Input records
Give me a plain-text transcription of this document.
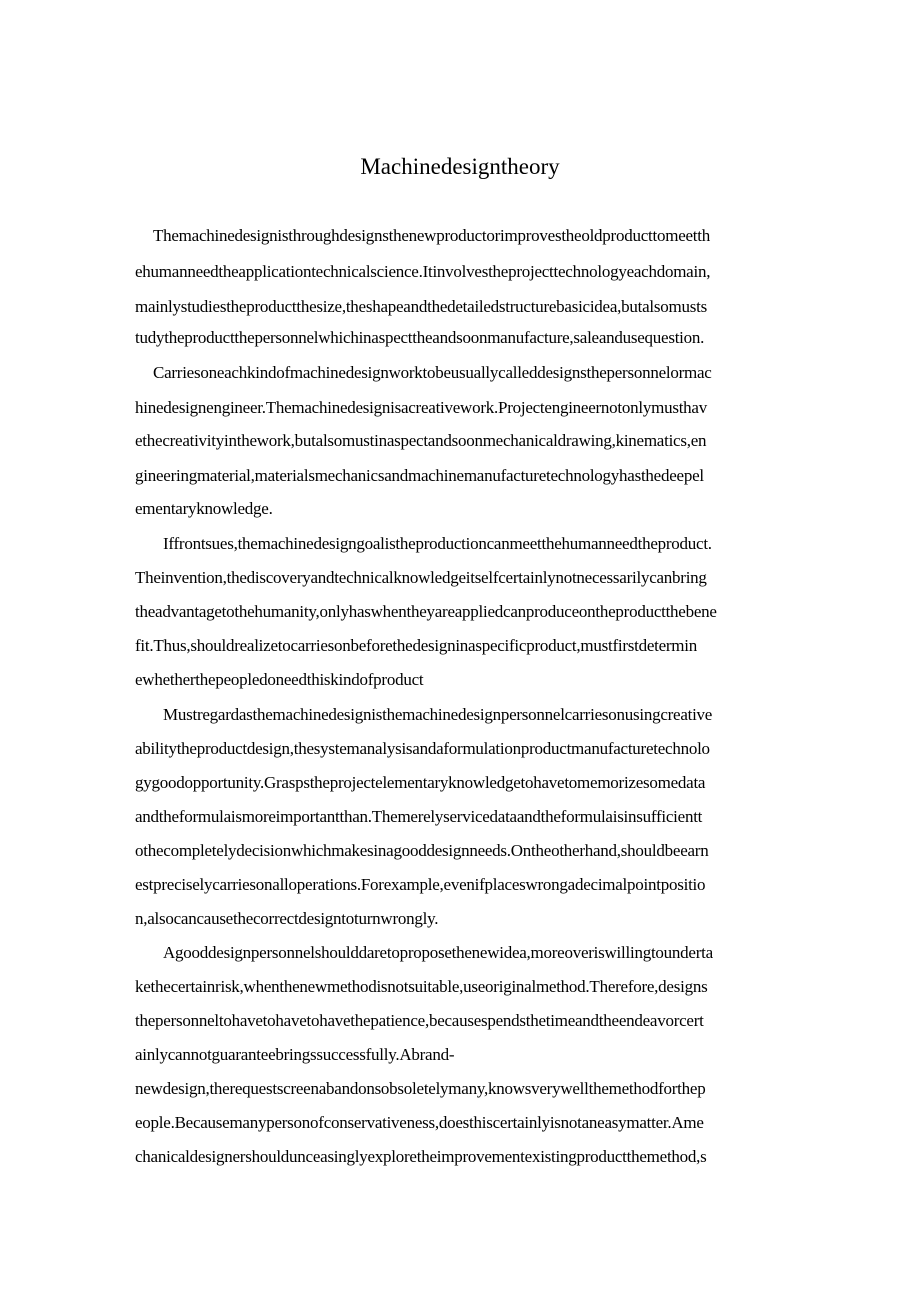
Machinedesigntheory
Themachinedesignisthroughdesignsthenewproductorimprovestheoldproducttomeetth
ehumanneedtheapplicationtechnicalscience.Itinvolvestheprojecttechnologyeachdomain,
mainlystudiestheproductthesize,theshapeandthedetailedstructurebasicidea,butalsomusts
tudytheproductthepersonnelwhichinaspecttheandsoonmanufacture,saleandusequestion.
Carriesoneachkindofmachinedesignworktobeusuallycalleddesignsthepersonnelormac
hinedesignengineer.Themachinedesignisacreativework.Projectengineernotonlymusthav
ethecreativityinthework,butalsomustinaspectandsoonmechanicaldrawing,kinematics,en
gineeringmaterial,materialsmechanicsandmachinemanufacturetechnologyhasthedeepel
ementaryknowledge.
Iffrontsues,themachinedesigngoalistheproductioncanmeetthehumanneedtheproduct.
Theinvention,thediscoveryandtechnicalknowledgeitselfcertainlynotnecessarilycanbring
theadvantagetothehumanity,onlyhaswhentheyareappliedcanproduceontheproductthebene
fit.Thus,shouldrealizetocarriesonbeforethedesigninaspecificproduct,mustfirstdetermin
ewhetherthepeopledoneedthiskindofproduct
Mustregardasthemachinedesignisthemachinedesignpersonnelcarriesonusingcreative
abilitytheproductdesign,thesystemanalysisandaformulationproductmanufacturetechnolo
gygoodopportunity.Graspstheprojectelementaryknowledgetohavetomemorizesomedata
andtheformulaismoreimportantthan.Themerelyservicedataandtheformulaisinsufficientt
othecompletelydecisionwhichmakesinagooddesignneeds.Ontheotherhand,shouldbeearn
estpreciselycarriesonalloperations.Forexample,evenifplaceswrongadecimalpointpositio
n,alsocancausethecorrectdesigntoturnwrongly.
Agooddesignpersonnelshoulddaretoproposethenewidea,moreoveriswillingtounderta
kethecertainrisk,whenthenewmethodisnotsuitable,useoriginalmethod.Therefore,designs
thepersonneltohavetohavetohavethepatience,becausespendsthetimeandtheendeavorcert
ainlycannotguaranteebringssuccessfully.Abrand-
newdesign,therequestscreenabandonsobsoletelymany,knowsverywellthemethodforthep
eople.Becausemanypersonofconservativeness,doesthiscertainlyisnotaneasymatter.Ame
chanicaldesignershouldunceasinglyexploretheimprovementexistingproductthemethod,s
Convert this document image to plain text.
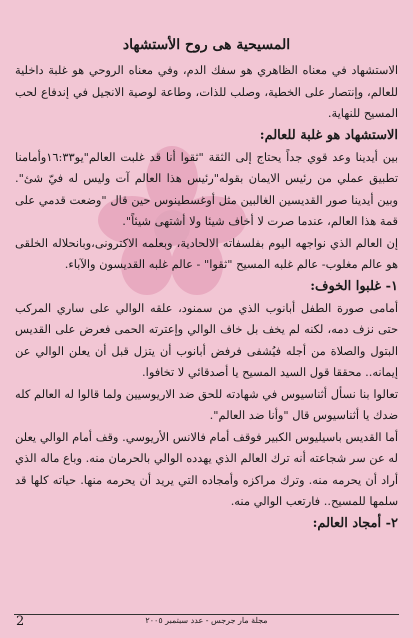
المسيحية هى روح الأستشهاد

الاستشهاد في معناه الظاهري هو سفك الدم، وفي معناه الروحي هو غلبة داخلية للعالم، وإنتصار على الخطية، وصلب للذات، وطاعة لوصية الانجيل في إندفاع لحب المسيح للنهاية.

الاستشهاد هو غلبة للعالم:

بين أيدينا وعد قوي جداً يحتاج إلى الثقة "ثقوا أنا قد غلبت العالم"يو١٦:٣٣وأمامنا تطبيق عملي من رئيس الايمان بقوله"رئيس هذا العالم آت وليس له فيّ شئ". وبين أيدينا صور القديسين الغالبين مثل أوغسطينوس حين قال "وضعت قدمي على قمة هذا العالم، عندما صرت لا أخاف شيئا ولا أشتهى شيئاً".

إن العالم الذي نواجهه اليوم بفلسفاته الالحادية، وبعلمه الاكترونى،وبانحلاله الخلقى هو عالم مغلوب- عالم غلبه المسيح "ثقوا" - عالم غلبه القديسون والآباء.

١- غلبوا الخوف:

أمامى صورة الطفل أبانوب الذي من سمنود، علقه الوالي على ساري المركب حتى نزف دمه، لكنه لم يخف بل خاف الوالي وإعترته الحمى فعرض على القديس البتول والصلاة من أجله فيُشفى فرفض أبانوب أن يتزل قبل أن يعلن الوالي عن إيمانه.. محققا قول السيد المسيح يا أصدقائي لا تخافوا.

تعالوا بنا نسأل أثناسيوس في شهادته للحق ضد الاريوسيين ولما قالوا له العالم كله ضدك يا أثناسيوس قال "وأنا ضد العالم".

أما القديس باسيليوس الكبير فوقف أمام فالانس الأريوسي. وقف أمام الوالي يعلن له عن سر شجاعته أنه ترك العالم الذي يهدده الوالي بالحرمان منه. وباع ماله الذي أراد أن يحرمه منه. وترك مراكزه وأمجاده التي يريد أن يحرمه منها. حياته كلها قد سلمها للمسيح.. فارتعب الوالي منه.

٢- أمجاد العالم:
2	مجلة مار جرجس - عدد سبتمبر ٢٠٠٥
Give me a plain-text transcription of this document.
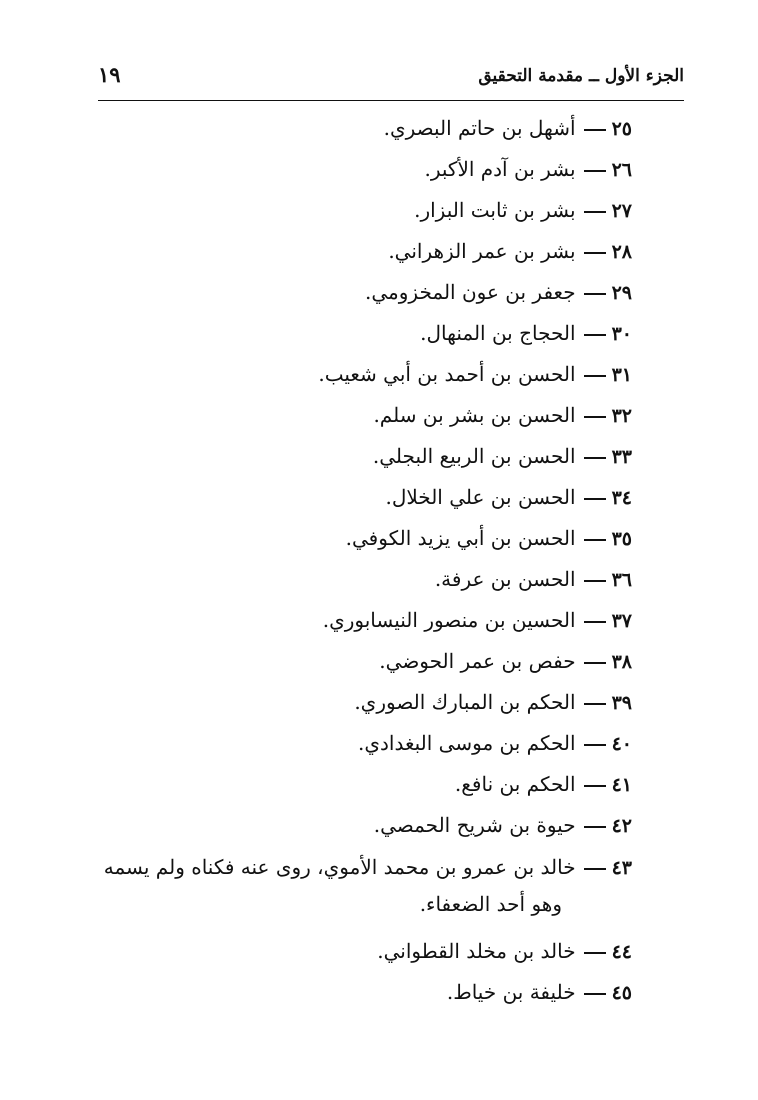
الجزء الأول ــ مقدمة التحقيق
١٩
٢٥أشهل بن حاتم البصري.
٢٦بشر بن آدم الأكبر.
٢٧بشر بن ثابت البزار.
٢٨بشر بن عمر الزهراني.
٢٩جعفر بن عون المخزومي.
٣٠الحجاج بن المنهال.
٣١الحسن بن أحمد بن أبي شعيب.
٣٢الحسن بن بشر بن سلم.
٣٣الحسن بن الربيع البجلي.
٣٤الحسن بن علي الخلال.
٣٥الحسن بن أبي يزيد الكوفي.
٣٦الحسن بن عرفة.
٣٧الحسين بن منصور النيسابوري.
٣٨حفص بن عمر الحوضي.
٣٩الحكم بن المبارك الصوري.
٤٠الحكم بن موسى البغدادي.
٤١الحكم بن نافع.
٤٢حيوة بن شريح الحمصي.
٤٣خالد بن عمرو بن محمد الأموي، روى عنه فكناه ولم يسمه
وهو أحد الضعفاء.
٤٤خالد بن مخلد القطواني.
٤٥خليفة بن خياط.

Do this
Reproduce every entry word for word, but omit the pictures.

In response
Give me a plain-text transcription of this document.
Machinedesigntheory
Themachinedesignisthroughdesignsthenewproductorimprovestheoldproducttomeetth
ehumanneedtheapplicationtechnicalscience.Itinvolvestheprojecttechnologyeachdomain,
mainlystudiestheproductthesize,theshapeandthedetailedstructurebasicidea,butalsomusts
tudytheproductthepersonnelwhichinaspecttheandsoonmanufacture,saleandusequestion.
Carriesoneachkindofmachinedesignworktobeusuallycalleddesignsthepersonnelormac
hinedesignengineer.Themachinedesignisacreativework.Projectengineernotonlymusthav
ethecreativityinthework,butalsomustinaspectandsoonmechanicaldrawing,kinematics,en
gineeringmaterial,materialsmechanicsandmachinemanufacturetechnologyhasthedeepel
ementaryknowledge.
Iffrontsues,themachinedesigngoalistheproductioncanmeetthehumanneedtheproduct.
Theinvention,thediscoveryandtechnicalknowledgeitselfcertainlynotnecessarilycanbring
theadvantagetothehumanity,onlyhaswhentheyareappliedcanproduceontheproductthebene
fit.Thus,shouldrealizetocarriesonbeforethedesigninaspecificproduct,mustfirstdetermin
ewhetherthepeopledoneedthiskindofproduct
Mustregardasthemachinedesignisthemachinedesignpersonnelcarriesonusingcreative
abilitytheproductdesign,thesystemanalysisandaformulationproductmanufacturetechnolo
gygoodopportunity.Graspstheprojectelementaryknowledgetohavetomemorizesomedata
andtheformulaismoreimportantthan.Themerelyservicedataandtheformulaisinsufficientt
othecompletelydecisionwhichmakesinagooddesignneeds.Ontheotherhand,shouldbeearn
estpreciselycarriesonalloperations.Forexample,evenifplaceswrongadecimalpointpositio
n,alsocancausethecorrectdesigntoturnwrongly.
Agooddesignpersonnelshoulddaretoproposethenewidea,moreoveriswillingtounderta
kethecertainrisk,whenthenewmethodisnotsuitable,useoriginalmethod.Therefore,designs
thepersonneltohavetohavetohavethepatience,becausespendsthetimeandtheendeavorcert
ainlycannotguaranteebringssuccessfully.Abrand-
newdesign,therequestscreenabandonsobsoletelymany,knowsverywellthemethodforthep
eople.Becausemanypersonofconservativeness,doesthiscertainlyisnotaneasymatter.Ame
chanicaldesignershouldunceasinglyexploretheimprovementexistingproductthemethod,s
Convert this document image to plain text.
المسيحية هى روح الأستشهاد

الاستشهاد في معناه الظاهري هو سفك الدم، وفي معناه الروحي هو غلبة داخلية للعالم، وإنتصار على الخطية، وصلب للذات، وطاعة لوصية الانجيل في إندفاع لحب المسيح للنهاية.

الاستشهاد هو غلبة للعالم:

بين أيدينا وعد قوي جداً يحتاج إلى الثقة "ثقوا أنا قد غلبت العالم"يو١٦:٣٣وأمامنا تطبيق عملي من رئيس الايمان بقوله"رئيس هذا العالم آت وليس له فيّ شئ". وبين أيدينا صور القديسين الغالبين مثل أوغسطينوس حين قال "وضعت قدمي على قمة هذا العالم، عندما صرت لا أخاف شيئا ولا أشتهى شيئاً".

إن العالم الذي نواجهه اليوم بفلسفاته الالحادية، وبعلمه الاكترونى،وبانحلاله الخلقى هو عالم مغلوب- عالم غلبه المسيح "ثقوا" - عالم غلبه القديسون والآباء.

١- غلبوا الخوف:

أمامى صورة الطفل أبانوب الذي من سمنود، علقه الوالي على ساري المركب حتى نزف دمه، لكنه لم يخف بل خاف الوالي وإعترته الحمى فعرض على القديس البتول والصلاة من أجله فيُشفى فرفض أبانوب أن يتزل قبل أن يعلن الوالي عن إيمانه.. محققا قول السيد المسيح يا أصدقائي لا تخافوا.

تعالوا بنا نسأل أثناسيوس في شهادته للحق ضد الاريوسيين ولما قالوا له العالم كله ضدك يا أثناسيوس قال "وأنا ضد العالم".

أما القديس باسيليوس الكبير فوقف أمام فالانس الأريوسي. وقف أمام الوالي يعلن له عن سر شجاعته أنه ترك العالم الذي يهدده الوالي بالحرمان منه. وباع ماله الذي أراد أن يحرمه منه. وترك مراكزه وأمجاده التي يريد أن يحرمه منها. حياته كلها قد سلمها للمسيح.. فارتعب الوالي منه.

٢- أمجاد العالم:
2	مجلة مار جرجس - عدد سبتمبر ٢٠٠٥
Give me a plain-text transcription of this document.
الجزء الأول ــ مقدمة التحقيق
١٩
٢٥أشهل بن حاتم البصري.
٢٦بشر بن آدم الأكبر.
٢٧بشر بن ثابت البزار.
٢٨بشر بن عمر الزهراني.
٢٩جعفر بن عون المخزومي.
٣٠الحجاج بن المنهال.
٣١الحسن بن أحمد بن أبي شعيب.
٣٢الحسن بن بشر بن سلم.
٣٣الحسن بن الربيع البجلي.
٣٤الحسن بن علي الخلال.
٣٥الحسن بن أبي يزيد الكوفي.
٣٦الحسن بن عرفة.
٣٧الحسين بن منصور النيسابوري.
٣٨حفص بن عمر الحوضي.
٣٩الحكم بن المبارك الصوري.
٤٠الحكم بن موسى البغدادي.
٤١الحكم بن نافع.
٤٢حيوة بن شريح الحمصي.
٤٣خالد بن عمرو بن محمد الأموي، روى عنه فكناه ولم يسمه
وهو أحد الضعفاء.
٤٤خالد بن مخلد القطواني.
٤٥خليفة بن خياط.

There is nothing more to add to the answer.